*EXERCISE PROMPT*.
Print the records below word for word, but leave out the pictures.

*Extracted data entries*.
-- Begin --

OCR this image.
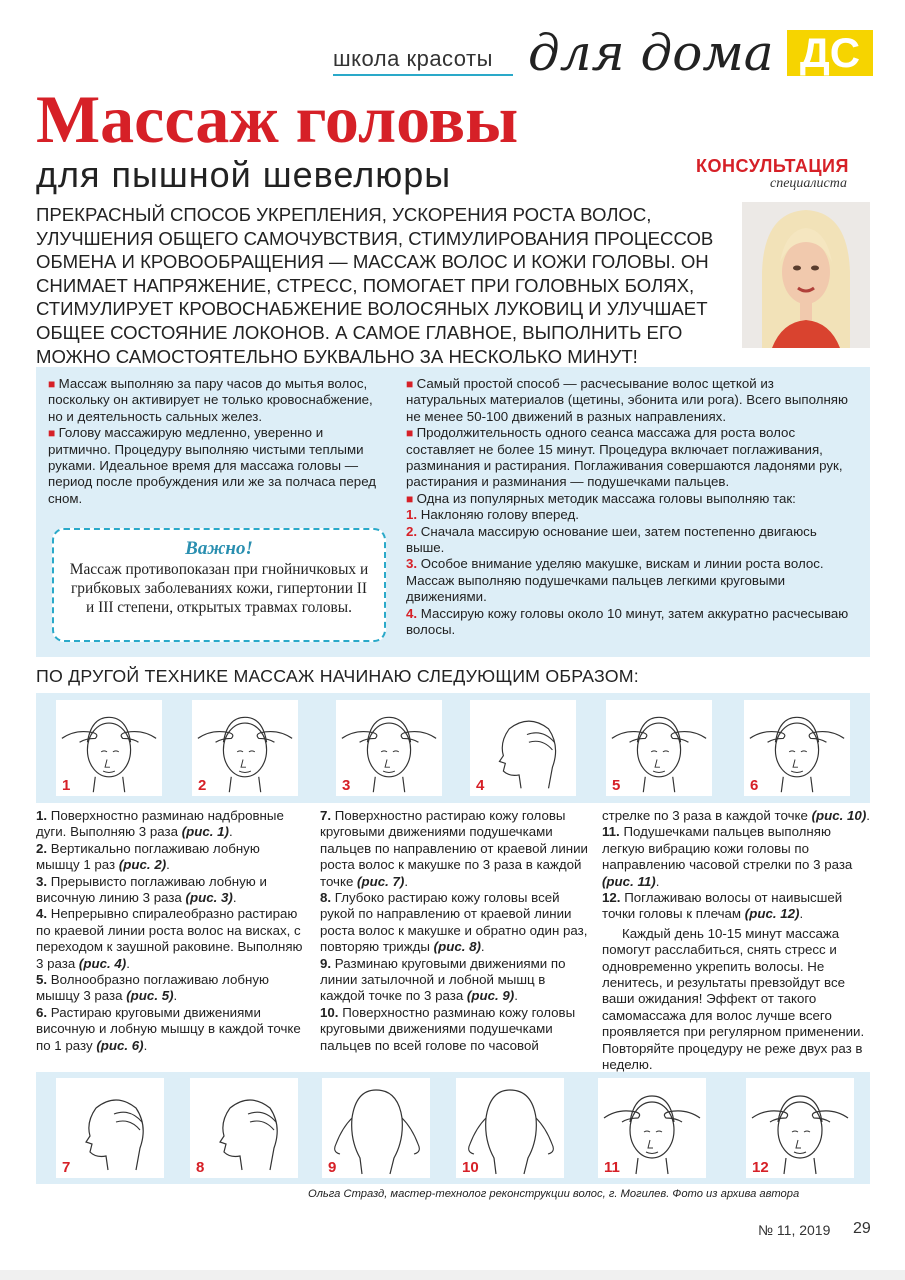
школа красоты для дома ДС
Массаж головы
для пышной шевелюры	КОНСУЛЬТАЦИЯ
специалиста
ПРЕКРАСНЫЙ СПОСОБ УКРЕПЛЕНИЯ, УСКОРЕНИЯ РОСТА ВОЛОС, УЛУЧШЕНИЯ ОБЩЕГО САМОЧУВСТВИЯ, СТИМУЛИРОВАНИЯ ПРОЦЕССОВ ОБМЕНА И КРОВООБРАЩЕНИЯ — МАССАЖ ВОЛОС И КОЖИ ГОЛОВЫ. ОН СНИМАЕТ НАПРЯЖЕНИЕ, СТРЕСС, ПОМОГАЕТ ПРИ ГОЛОВНЫХ БОЛЯХ, СТИМУЛИРУЕТ КРОВОСНАБЖЕНИЕ ВОЛОСЯНЫХ ЛУКОВИЦ И УЛУЧШАЕТ ОБЩЕЕ СОСТОЯНИЕ ЛОКОНОВ. А САМОЕ ГЛАВНОЕ, ВЫПОЛНИТЬ ЕГО МОЖНО САМОСТОЯТЕЛЬНО БУКВАЛЬНО ЗА НЕСКОЛЬКО МИНУТ!

■ Массаж выполняю за пару часов до мытья волос, поскольку он активирует не только кровоснабжение, но и деятельность сальных желез.

■ Голову массажирую медленно, уверенно и ритмично. Процедуру выполняю чистыми теплыми руками. Идеальное время для массажа головы — период после пробуждения или же за полчаса перед сном.

Важно!
Массаж противопоказан при гнойничковых и грибковых заболеваниях кожи, гипертонии II и III степени, открытых травмах головы.

■ Самый простой способ — расчесывание волос щеткой из натуральных материалов (щетины, эбонита или рога). Всего выполняю не менее 50-100 движений в разных направлениях.

■ Продолжительность одного сеанса массажа для роста волос составляет не более 15 минут. Процедура включает поглаживания, разминания и растирания. Поглаживания совершаются ладонями рук, растирания и разминания — подушечками пальцев.

■ Одна из популярных методик массажа головы выполняю так:

1. Наклоняю голову вперед.

2. Сначала массирую основание шеи, затем постепенно двигаюсь выше.

3. Особое внимание уделяю макушке, вискам и линии роста волос. Массаж выполняю подушечками пальцев легкими круговыми движениями.

4. Массирую кожу головы около 10 минут, затем аккуратно расчесываю волосы.

ПО ДРУГОЙ ТЕХНИКЕ МАССАЖ НАЧИНАЮ СЛЕДУЮЩИМ ОБРАЗОМ:
1	2	3	4	5	6

1. Поверхностно разминаю надбровные дуги. Выполняю 3 раза (рис. 1).

2. Вертикально поглаживаю лобную мышцу 1 раз (рис. 2).

3. Прерывисто поглаживаю лобную и височную линию 3 раза (рис. 3).

4. Непрерывно спиралеобразно растираю по краевой линии роста волос на висках, с переходом к заушной раковине. Выполняю 3 раза (рис. 4).

5. Волнообразно поглаживаю лобную мышцу 3 раза (рис. 5).

6. Растираю круговыми движениями височную и лобную мышцу в каждой точке по 1 разу (рис. 6).

7. Поверхностно растираю кожу головы круговыми движениями подушечками пальцев по направлению от краевой линии роста волос к макушке по 3 раза в каждой точке (рис. 7).

8. Глубоко растираю кожу головы всей рукой по направлению от краевой линии роста волос к макушке и обратно один раз, повторяю трижды (рис. 8).

9. Разминаю круговыми движениями по линии затылочной и лобной мышц в каждой точке по 3 раза (рис. 9).

10. Поверхностно разминаю кожу головы круговыми движениями подушечками пальцев по всей голове по часовой

стрелке по 3 раза в каждой точке (рис. 10).

11. Подушечками пальцев выполняю легкую вибрацию кожи головы по направлению часовой стрелки по 3 раза (рис. 11).

12. Поглаживаю волосы от наивысшей точки головы к плечам (рис. 12).

Каждый день 10-15 минут массажа помогут расслабиться, снять стресс и одновременно укрепить волосы. Не ленитесь, и результаты превзойдут все ваши ожидания! Эффект от такого самомассажа для волос лучше всего проявляется при регулярном применении. Повторяйте процедуру не реже двух раз в неделю.

7	8	9	10	11	12
Ольга Стразд, мастер-технолог реконструкции волос, г. Могилев. Фото из архива автора
№ 11, 2019 29
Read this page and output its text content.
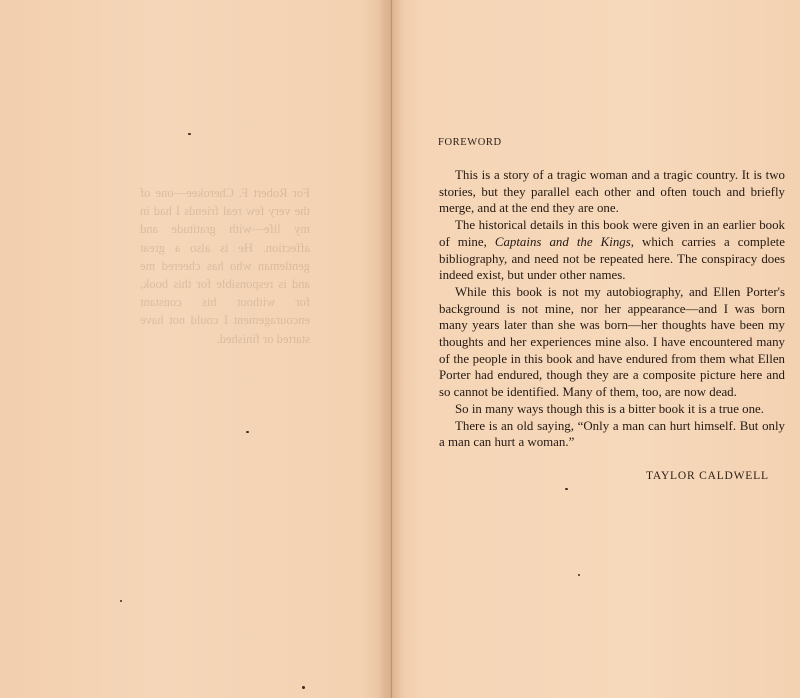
For Robert F. Cherokee—one of the very few real friends I had in my life—with gratitude and affection. He is also a great gentleman who has cheered me and is responsible for this book, for without his constant encouragement I could not have started or finished.
FOREWORD

This is a story of a tragic woman and a tragic country. It is two stories, but they parallel each other and often touch and briefly merge, and at the end they are one.

The historical details in this book were given in an earlier book of mine, Captains and the Kings, which carries a complete bibliography, and need not be repeated here. The conspiracy does indeed exist, but under other names.

While this book is not my autobiography, and Ellen Porter's background is not mine, nor her appearance—and I was born many years later than she was born—her thoughts have been my thoughts and her experiences mine also. I have encountered many of the people in this book and have endured from them what Ellen Porter had endured, though they are a composite picture here and so cannot be identified. Many of them, too, are now dead.

So in many ways though this is a bitter book it is a true one.

There is an old saying, “Only a man can hurt himself. But only a man can hurt a woman.”

TAYLOR CALDWELL
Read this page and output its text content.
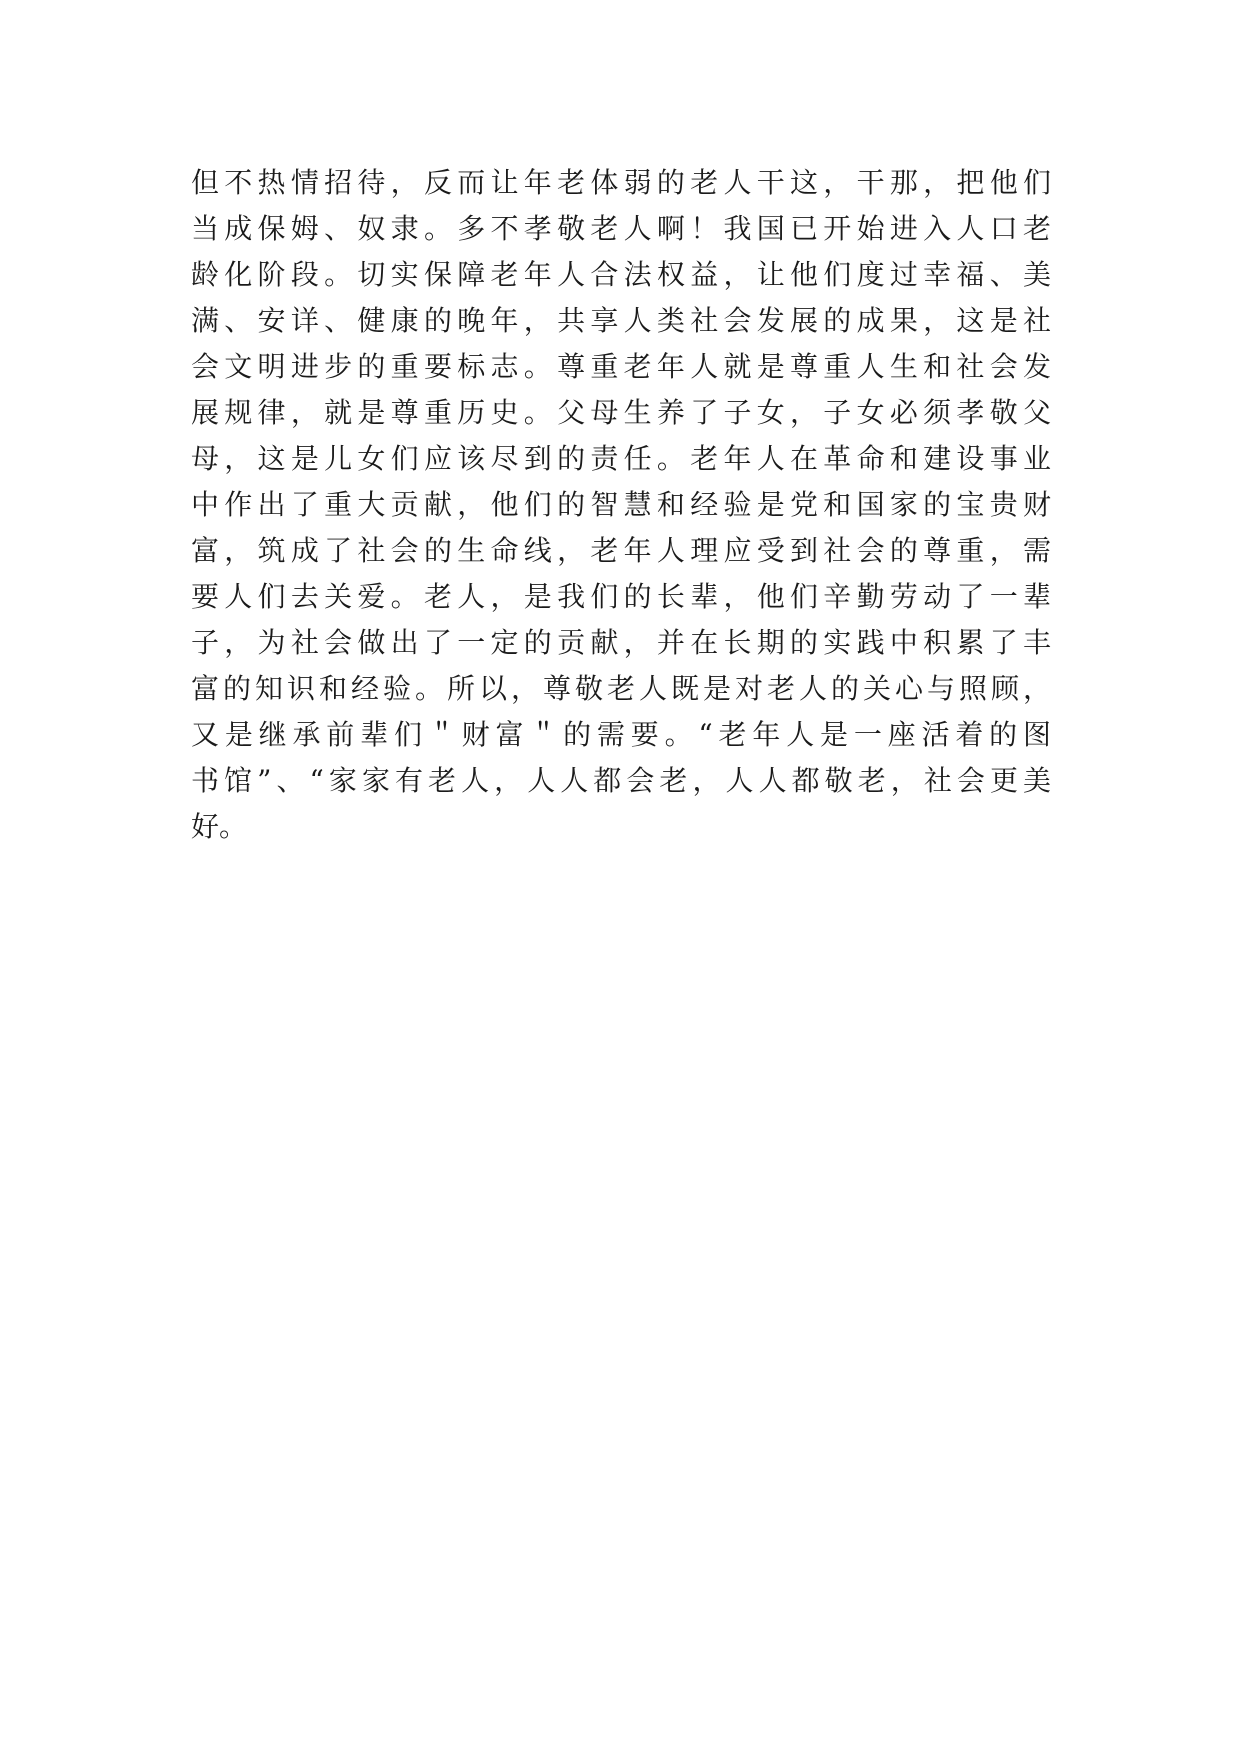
但不热情招待，反而让年老体弱的老人干这，干那，把他们
当成保姆、奴隶。多不孝敬老人啊！我国已开始进入人口老
龄化阶段。切实保障老年人合法权益，让他们度过幸福、美
满、安详、健康的晚年，共享人类社会发展的成果，这是社
会文明进步的重要标志。尊重老年人就是尊重人生和社会发
展规律，就是尊重历史。父母生养了子女，子女必须孝敬父
母，这是儿女们应该尽到的责任。老年人在革命和建设事业
中作出了重大贡献，他们的智慧和经验是党和国家的宝贵财
富，筑成了社会的生命线，老年人理应受到社会的尊重，需
要人们去关爱。老人，是我们的长辈，他们辛勤劳动了一辈
子，为社会做出了一定的贡献，并在长期的实践中积累了丰
富的知识和经验。所以，尊敬老人既是对老人的关心与照顾，
又是继承前辈们＂财富＂的需要。“老年人是一座活着的图
书馆”、“家家有老人，人人都会老，人人都敬老，社会更美
好。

-- End --

*RESULT BELOW*.
OCR this image.
школа красоты для дома ДС
Массаж головы
для пышной шевелюры	КОНСУЛЬТАЦИЯ
специалиста
ПРЕКРАСНЫЙ СПОСОБ УКРЕПЛЕНИЯ, УСКОРЕНИЯ РОСТА ВОЛОС, УЛУЧШЕНИЯ ОБЩЕГО САМОЧУВСТВИЯ, СТИМУЛИРОВАНИЯ ПРОЦЕССОВ ОБМЕНА И КРОВООБРАЩЕНИЯ — МАССАЖ ВОЛОС И КОЖИ ГОЛОВЫ. ОН СНИМАЕТ НАПРЯЖЕНИЕ, СТРЕСС, ПОМОГАЕТ ПРИ ГОЛОВНЫХ БОЛЯХ, СТИМУЛИРУЕТ КРОВОСНАБЖЕНИЕ ВОЛОСЯНЫХ ЛУКОВИЦ И УЛУЧШАЕТ ОБЩЕЕ СОСТОЯНИЕ ЛОКОНОВ. А САМОЕ ГЛАВНОЕ, ВЫПОЛНИТЬ ЕГО МОЖНО САМОСТОЯТЕЛЬНО БУКВАЛЬНО ЗА НЕСКОЛЬКО МИНУТ!

■ Массаж выполняю за пару часов до мытья волос, поскольку он активирует не только кровоснабжение, но и деятельность сальных желез.

■ Голову массажирую медленно, уверенно и ритмично. Процедуру выполняю чистыми теплыми руками. Идеальное время для массажа головы — период после пробуждения или же за полчаса перед сном.

Важно!
Массаж противопоказан при гнойничковых и грибковых заболеваниях кожи, гипертонии II и III степени, открытых травмах головы.

■ Самый простой способ — расчесывание волос щеткой из натуральных материалов (щетины, эбонита или рога). Всего выполняю не менее 50-100 движений в разных направлениях.

■ Продолжительность одного сеанса массажа для роста волос составляет не более 15 минут. Процедура включает поглаживания, разминания и растирания. Поглаживания совершаются ладонями рук, растирания и разминания — подушечками пальцев.

■ Одна из популярных методик массажа головы выполняю так:

1. Наклоняю голову вперед.

2. Сначала массирую основание шеи, затем постепенно двигаюсь выше.

3. Особое внимание уделяю макушке, вискам и линии роста волос. Массаж выполняю подушечками пальцев легкими круговыми движениями.

4. Массирую кожу головы около 10 минут, затем аккуратно расчесываю волосы.

ПО ДРУГОЙ ТЕХНИКЕ МАССАЖ НАЧИНАЮ СЛЕДУЮЩИМ ОБРАЗОМ:
1	2	3	4	5	6

1. Поверхностно разминаю надбровные дуги. Выполняю 3 раза (рис. 1).

2. Вертикально поглаживаю лобную мышцу 1 раз (рис. 2).

3. Прерывисто поглаживаю лобную и височную линию 3 раза (рис. 3).

4. Непрерывно спиралеобразно растираю по краевой линии роста волос на висках, с переходом к заушной раковине. Выполняю 3 раза (рис. 4).

5. Волнообразно поглаживаю лобную мышцу 3 раза (рис. 5).

6. Растираю круговыми движениями височную и лобную мышцу в каждой точке по 1 разу (рис. 6).

7. Поверхностно растираю кожу головы круговыми движениями подушечками пальцев по направлению от краевой линии роста волос к макушке по 3 раза в каждой точке (рис. 7).

8. Глубоко растираю кожу головы всей рукой по направлению от краевой линии роста волос к макушке и обратно один раз, повторяю трижды (рис. 8).

9. Разминаю круговыми движениями по линии затылочной и лобной мышц в каждой точке по 3 раза (рис. 9).

10. Поверхностно разминаю кожу головы круговыми движениями подушечками пальцев по всей голове по часовой

стрелке по 3 раза в каждой точке (рис. 10).

11. Подушечками пальцев выполняю легкую вибрацию кожи головы по направлению часовой стрелки по 3 раза (рис. 11).

12. Поглаживаю волосы от наивысшей точки головы к плечам (рис. 12).

Каждый день 10-15 минут массажа помогут расслабиться, снять стресс и одновременно укрепить волосы. Не ленитесь, и результаты превзойдут все ваши ожидания! Эффект от такого самомассажа для волос лучше всего проявляется при регулярном применении. Повторяйте процедуру не реже двух раз в неделю.

7	8	9	10	11	12
Ольга Стразд, мастер-технолог реконструкции волос, г. Могилев. Фото из архива автора
№ 11, 2019 29
Read this page and output its text content.
For Robert F. Cherokee—one of the very few real friends I had in my life—with gratitude and affection. He is also a great gentleman who has cheered me and is responsible for this book, for without his constant encouragement I could not have started or finished.
FOREWORD

This is a story of a tragic woman and a tragic country. It is two stories, but they parallel each other and often touch and briefly merge, and at the end they are one.

The historical details in this book were given in an earlier book of mine, Captains and the Kings, which carries a complete bibliography, and need not be repeated here. The conspiracy does indeed exist, but under other names.

While this book is not my autobiography, and Ellen Porter's background is not mine, nor her appearance—and I was born many years later than she was born—her thoughts have been my thoughts and her experiences mine also. I have encountered many of the people in this book and have endured from them what Ellen Porter had endured, though they are a composite picture here and so cannot be identified. Many of them, too, are now dead.

So in many ways though this is a bitter book it is a true one.

There is an old saying, “Only a man can hurt himself. But only a man can hurt a woman.”

TAYLOR CALDWELL
Read this page and output its text content.
但不热情招待，反而让年老体弱的老人干这，干那，把他们
当成保姆、奴隶。多不孝敬老人啊！我国已开始进入人口老
龄化阶段。切实保障老年人合法权益，让他们度过幸福、美
满、安详、健康的晚年，共享人类社会发展的成果，这是社
会文明进步的重要标志。尊重老年人就是尊重人生和社会发
展规律，就是尊重历史。父母生养了子女，子女必须孝敬父
母，这是儿女们应该尽到的责任。老年人在革命和建设事业
中作出了重大贡献，他们的智慧和经验是党和国家的宝贵财
富，筑成了社会的生命线，老年人理应受到社会的尊重，需
要人们去关爱。老人，是我们的长辈，他们辛勤劳动了一辈
子，为社会做出了一定的贡献，并在长期的实践中积累了丰
富的知识和经验。所以，尊敬老人既是对老人的关心与照顾，
又是继承前辈们＂财富＂的需要。“老年人是一座活着的图
书馆”、“家家有老人，人人都会老，人人都敬老，社会更美
好。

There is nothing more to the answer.